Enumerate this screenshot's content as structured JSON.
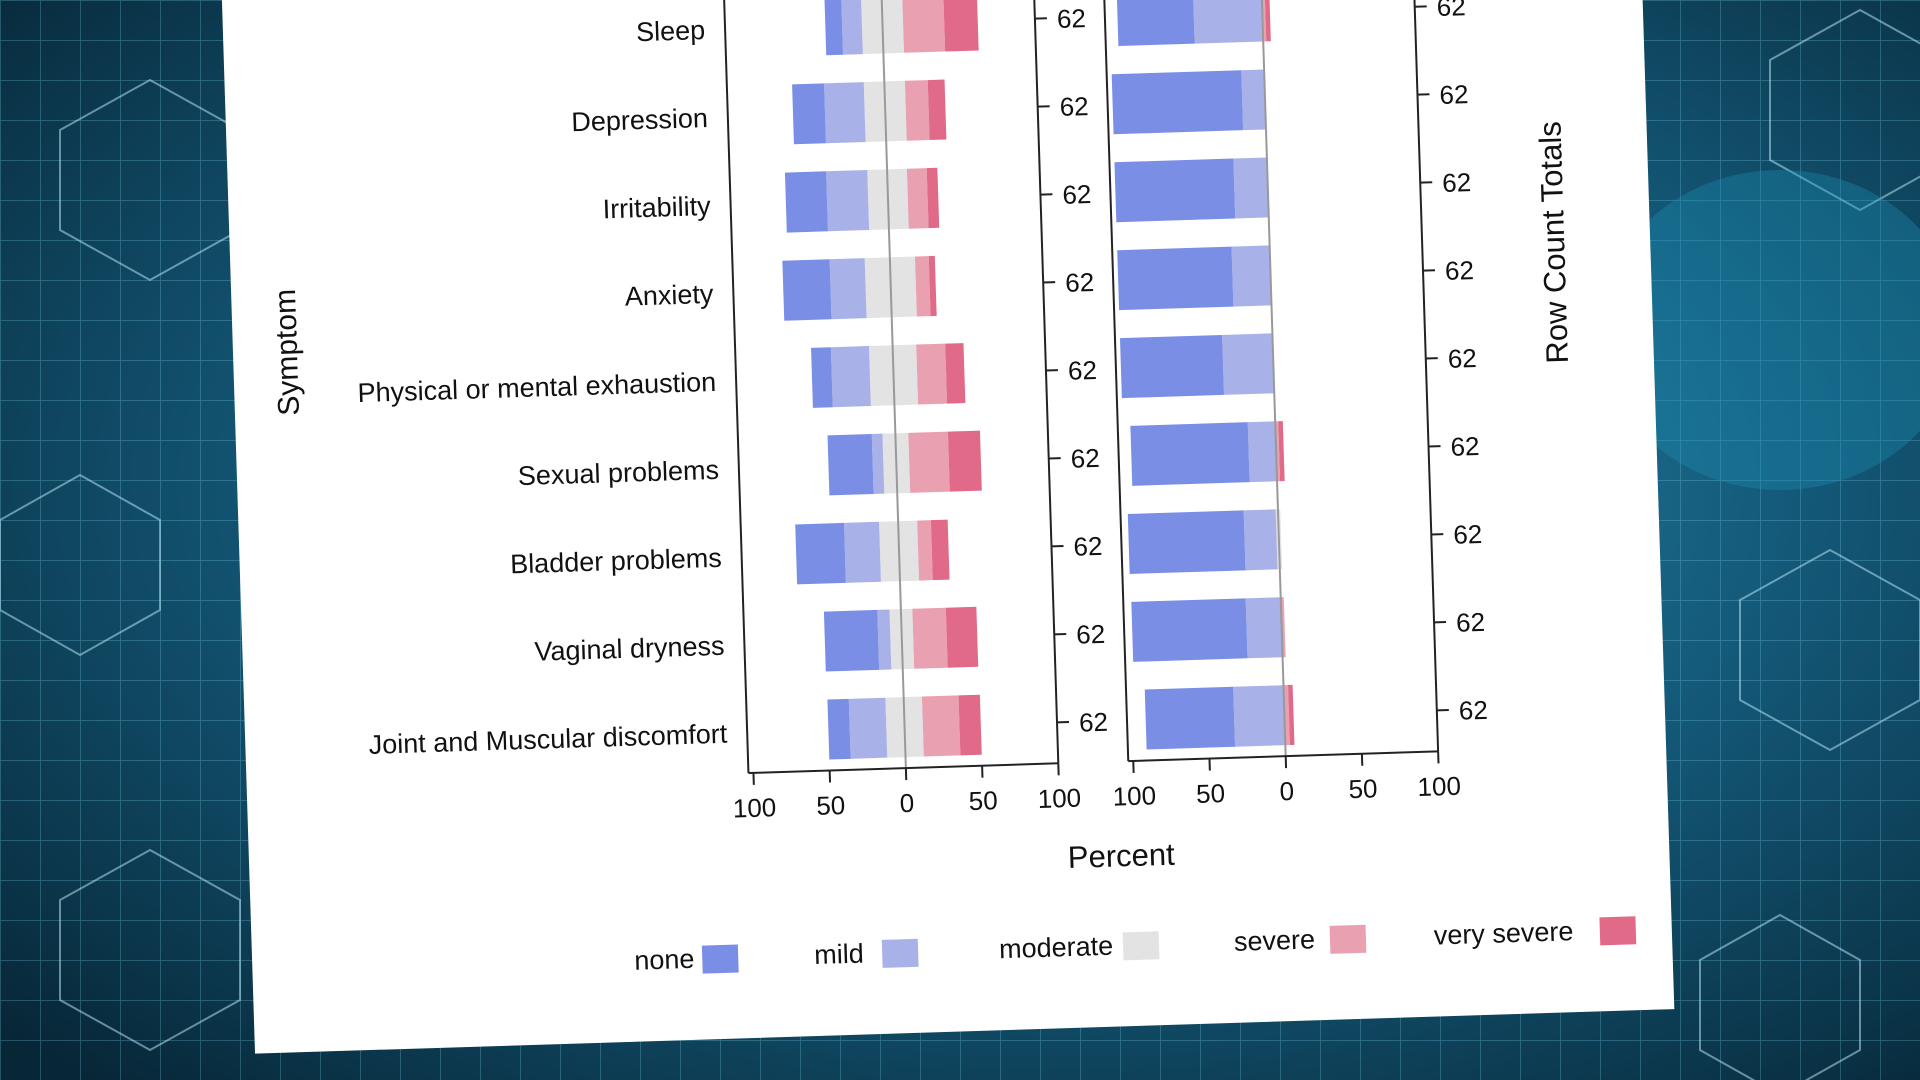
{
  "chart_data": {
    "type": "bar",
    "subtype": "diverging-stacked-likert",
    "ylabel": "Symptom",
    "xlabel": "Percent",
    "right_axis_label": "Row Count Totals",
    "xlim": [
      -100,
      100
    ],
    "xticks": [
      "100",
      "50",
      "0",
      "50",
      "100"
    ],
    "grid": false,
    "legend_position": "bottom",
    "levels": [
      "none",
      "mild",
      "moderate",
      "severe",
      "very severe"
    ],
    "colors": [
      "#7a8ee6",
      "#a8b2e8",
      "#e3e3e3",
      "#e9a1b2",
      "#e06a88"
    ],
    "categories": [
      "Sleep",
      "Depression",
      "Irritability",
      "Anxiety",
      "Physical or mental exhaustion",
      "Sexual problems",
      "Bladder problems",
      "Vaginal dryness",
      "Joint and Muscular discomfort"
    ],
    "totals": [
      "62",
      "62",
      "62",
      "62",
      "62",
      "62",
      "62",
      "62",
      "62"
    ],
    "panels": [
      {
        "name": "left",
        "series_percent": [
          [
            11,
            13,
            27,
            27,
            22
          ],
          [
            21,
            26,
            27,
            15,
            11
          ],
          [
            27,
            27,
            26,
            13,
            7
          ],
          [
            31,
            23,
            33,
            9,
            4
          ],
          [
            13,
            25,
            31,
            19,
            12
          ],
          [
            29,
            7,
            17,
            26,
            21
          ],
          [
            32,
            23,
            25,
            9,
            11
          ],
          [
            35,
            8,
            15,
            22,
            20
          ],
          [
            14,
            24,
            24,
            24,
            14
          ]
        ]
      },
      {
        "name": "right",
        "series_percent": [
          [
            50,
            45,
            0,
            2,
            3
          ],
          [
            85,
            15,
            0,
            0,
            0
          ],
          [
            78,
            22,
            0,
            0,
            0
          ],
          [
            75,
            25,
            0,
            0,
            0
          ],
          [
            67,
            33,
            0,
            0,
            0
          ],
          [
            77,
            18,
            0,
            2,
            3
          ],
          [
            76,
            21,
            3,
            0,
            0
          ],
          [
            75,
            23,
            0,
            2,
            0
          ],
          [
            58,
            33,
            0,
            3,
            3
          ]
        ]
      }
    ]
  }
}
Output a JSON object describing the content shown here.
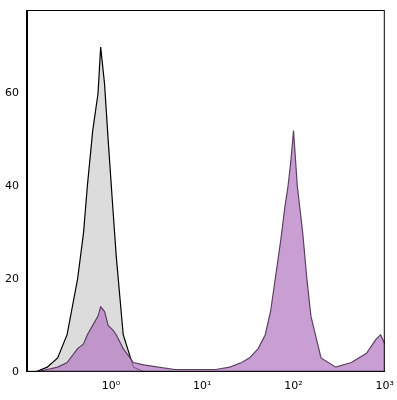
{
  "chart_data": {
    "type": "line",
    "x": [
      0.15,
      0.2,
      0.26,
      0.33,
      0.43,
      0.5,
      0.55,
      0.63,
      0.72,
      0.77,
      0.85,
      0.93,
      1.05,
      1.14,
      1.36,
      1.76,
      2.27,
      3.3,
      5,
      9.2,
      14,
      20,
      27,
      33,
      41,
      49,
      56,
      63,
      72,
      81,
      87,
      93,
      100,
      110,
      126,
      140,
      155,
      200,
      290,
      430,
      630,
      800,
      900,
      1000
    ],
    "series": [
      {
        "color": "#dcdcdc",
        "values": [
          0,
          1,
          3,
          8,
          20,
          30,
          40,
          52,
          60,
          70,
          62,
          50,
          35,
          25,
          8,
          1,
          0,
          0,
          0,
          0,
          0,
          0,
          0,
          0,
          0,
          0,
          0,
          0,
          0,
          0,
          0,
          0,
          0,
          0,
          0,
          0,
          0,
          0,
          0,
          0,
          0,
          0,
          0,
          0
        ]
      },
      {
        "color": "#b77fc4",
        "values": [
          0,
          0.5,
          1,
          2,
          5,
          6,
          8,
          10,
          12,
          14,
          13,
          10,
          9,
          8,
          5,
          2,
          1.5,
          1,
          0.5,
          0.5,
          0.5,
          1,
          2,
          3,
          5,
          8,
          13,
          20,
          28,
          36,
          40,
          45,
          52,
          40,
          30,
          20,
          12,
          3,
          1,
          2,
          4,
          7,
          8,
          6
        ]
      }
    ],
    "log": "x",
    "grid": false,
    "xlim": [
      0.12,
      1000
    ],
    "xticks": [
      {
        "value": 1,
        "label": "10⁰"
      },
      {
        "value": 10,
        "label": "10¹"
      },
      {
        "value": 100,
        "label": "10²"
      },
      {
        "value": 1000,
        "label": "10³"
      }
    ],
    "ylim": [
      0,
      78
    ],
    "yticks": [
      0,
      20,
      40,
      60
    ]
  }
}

--

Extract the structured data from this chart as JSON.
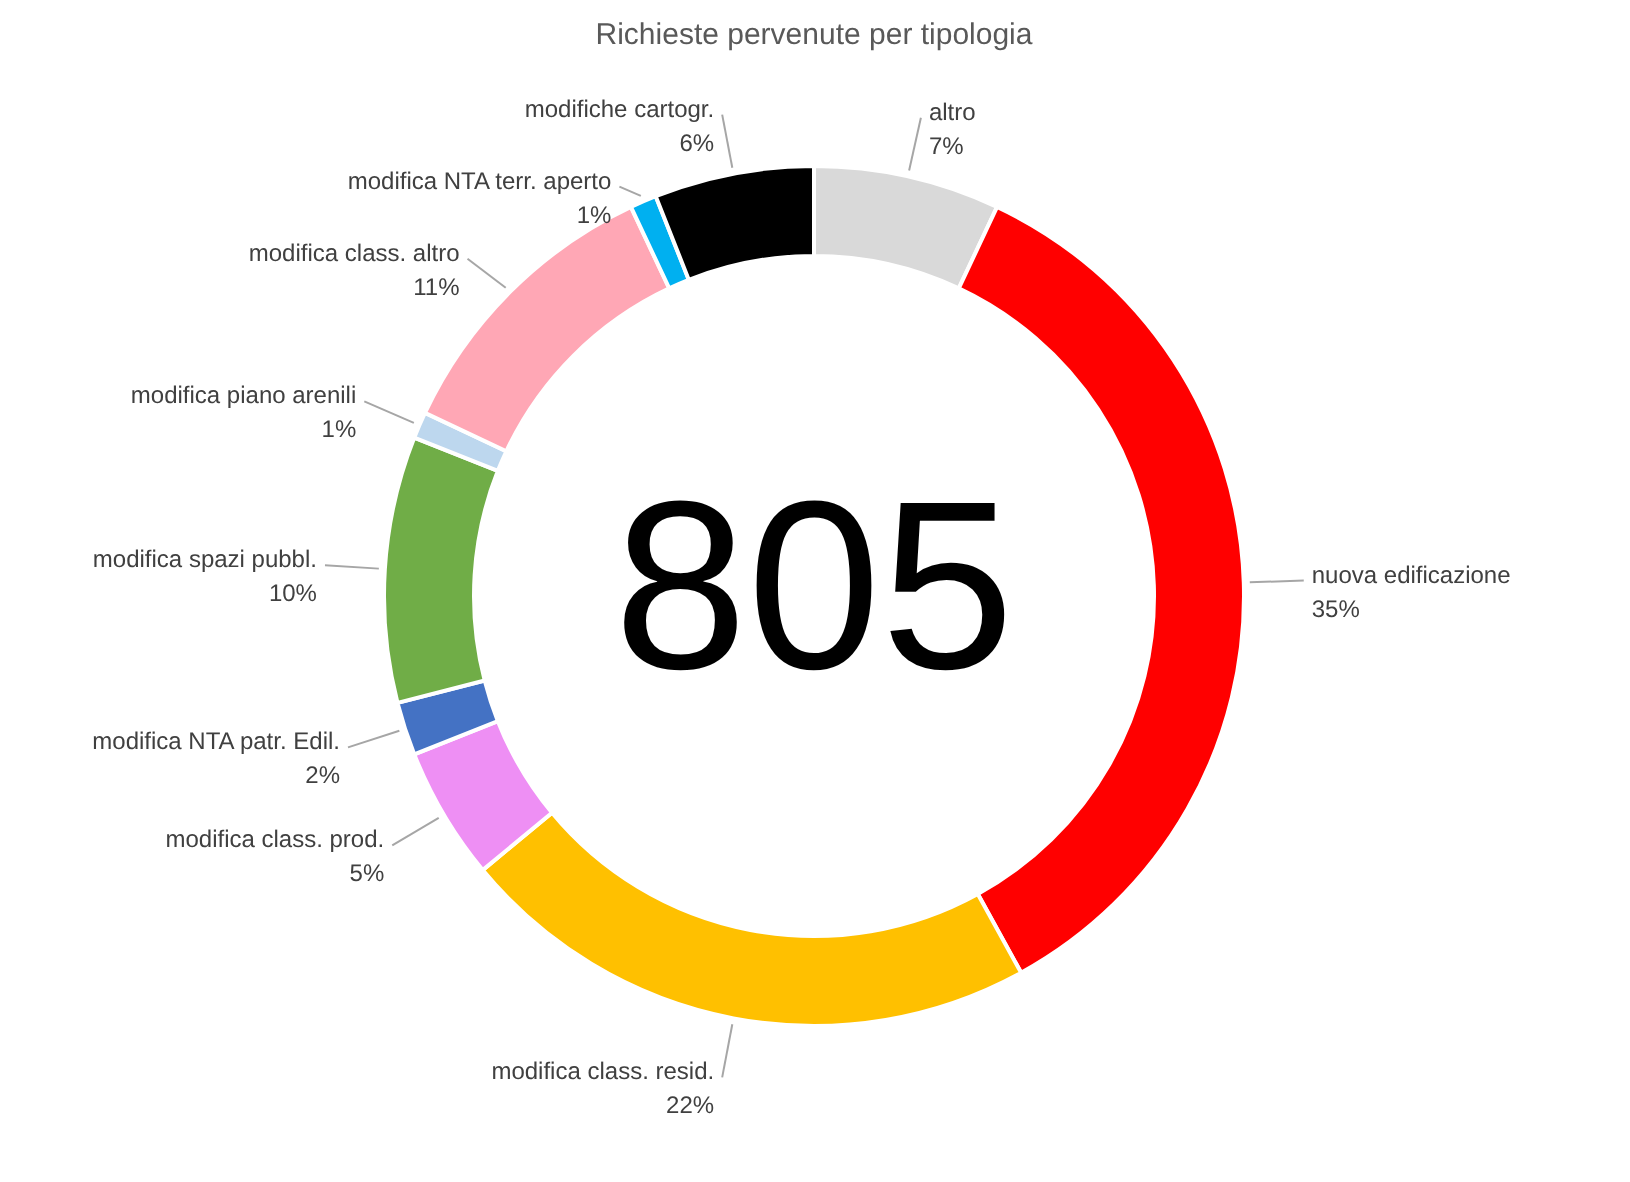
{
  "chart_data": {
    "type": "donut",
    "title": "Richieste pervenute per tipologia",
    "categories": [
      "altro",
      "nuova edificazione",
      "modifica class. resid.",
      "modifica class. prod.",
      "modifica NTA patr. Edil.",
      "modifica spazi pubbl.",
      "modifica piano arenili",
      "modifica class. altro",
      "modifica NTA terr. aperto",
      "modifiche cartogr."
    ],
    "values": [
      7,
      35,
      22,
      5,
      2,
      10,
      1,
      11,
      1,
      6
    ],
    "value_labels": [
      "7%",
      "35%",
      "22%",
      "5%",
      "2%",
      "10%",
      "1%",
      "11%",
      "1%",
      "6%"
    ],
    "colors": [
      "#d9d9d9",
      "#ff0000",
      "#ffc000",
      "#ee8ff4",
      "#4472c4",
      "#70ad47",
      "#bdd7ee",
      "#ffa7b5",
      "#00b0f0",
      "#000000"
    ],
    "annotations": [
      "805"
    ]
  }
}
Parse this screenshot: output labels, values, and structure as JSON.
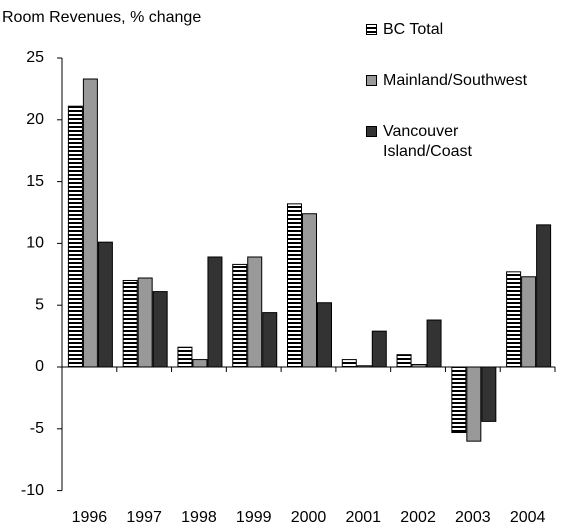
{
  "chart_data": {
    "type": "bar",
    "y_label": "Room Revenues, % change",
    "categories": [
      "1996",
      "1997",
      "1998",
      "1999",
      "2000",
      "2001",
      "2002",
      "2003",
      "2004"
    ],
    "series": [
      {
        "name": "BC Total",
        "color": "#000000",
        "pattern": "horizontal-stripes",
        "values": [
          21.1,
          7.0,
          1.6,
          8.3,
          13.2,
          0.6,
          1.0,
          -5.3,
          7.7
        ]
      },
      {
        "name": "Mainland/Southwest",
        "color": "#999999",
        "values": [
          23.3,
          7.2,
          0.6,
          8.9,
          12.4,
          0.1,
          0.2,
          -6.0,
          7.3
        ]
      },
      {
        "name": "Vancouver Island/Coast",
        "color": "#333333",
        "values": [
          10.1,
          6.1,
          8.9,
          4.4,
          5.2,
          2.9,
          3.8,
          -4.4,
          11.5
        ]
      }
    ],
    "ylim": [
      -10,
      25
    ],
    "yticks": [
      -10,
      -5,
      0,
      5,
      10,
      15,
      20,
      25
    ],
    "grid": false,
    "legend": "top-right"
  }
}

• **What to produce**:
Locate each line with the word "this" and copy it.

• **Expected output**:
Enumerate this screenshot's content as structured JSON.
Extract the structured data from this chart as JSON.
Parse this screenshot: output labels, values, and structure as JSON.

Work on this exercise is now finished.